# start of Raw records
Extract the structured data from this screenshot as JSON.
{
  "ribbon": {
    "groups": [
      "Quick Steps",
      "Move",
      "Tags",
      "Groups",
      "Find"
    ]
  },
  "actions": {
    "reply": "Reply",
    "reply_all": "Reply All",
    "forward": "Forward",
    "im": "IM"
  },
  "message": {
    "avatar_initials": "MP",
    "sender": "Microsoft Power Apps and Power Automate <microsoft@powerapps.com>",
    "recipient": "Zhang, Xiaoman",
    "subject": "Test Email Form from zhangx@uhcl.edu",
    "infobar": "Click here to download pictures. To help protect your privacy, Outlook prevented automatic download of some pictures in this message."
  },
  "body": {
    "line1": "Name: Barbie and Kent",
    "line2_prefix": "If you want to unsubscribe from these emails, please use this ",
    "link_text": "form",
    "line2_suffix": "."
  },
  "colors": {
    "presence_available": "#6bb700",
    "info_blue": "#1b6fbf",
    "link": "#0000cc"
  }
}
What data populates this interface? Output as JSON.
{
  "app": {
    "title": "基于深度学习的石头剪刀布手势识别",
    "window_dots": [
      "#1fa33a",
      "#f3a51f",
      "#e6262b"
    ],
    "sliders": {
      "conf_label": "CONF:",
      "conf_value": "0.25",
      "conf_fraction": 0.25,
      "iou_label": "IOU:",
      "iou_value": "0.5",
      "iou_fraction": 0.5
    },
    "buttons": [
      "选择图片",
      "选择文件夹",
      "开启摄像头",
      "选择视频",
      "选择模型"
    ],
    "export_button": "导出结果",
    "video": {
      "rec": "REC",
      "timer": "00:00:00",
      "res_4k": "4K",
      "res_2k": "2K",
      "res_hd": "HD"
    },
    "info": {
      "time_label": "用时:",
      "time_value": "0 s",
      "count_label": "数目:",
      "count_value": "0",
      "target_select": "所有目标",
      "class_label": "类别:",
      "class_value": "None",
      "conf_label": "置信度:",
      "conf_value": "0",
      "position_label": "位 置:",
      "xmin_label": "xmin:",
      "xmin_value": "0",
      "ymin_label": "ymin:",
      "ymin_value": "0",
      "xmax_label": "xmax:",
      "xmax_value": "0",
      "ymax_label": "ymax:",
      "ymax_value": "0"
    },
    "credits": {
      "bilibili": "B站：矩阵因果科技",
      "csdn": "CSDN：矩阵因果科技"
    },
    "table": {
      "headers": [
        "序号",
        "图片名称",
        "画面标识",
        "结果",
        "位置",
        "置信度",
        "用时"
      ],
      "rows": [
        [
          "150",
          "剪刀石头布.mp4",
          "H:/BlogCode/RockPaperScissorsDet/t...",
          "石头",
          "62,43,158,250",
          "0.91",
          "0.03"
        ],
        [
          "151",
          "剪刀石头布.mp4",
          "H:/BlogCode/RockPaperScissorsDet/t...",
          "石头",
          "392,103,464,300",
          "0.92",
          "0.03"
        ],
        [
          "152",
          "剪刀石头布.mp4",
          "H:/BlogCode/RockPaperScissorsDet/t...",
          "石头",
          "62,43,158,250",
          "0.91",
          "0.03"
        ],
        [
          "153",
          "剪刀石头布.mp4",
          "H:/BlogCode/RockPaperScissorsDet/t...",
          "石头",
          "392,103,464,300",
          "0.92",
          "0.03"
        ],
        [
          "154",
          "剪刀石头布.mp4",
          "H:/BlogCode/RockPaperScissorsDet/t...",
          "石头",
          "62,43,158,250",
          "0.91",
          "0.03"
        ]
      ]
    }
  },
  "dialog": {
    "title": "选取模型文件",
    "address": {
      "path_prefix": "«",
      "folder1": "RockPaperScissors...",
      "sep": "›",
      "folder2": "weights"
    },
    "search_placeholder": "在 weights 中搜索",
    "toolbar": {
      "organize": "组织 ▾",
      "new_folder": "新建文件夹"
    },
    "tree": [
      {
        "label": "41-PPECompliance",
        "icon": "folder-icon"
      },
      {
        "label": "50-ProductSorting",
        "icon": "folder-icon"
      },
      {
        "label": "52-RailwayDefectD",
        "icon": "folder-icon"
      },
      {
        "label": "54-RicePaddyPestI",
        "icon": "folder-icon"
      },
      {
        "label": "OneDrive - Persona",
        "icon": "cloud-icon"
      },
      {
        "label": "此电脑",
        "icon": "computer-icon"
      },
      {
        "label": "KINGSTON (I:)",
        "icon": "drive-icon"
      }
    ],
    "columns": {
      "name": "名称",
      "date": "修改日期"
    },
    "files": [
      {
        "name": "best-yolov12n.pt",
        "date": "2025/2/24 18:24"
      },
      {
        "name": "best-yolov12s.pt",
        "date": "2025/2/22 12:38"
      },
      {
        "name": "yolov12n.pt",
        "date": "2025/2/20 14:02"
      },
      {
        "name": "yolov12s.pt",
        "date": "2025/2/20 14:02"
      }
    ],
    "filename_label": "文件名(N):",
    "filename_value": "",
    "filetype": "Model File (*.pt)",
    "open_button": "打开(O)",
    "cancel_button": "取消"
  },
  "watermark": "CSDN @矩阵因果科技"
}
# end of Raw records
**What to do**
Filter out all lines lacking the word "title" and copy the rest.

**In response**
    "title": "基于深度学习的石头剪刀布手势识别",
    "title": "选取模型文件",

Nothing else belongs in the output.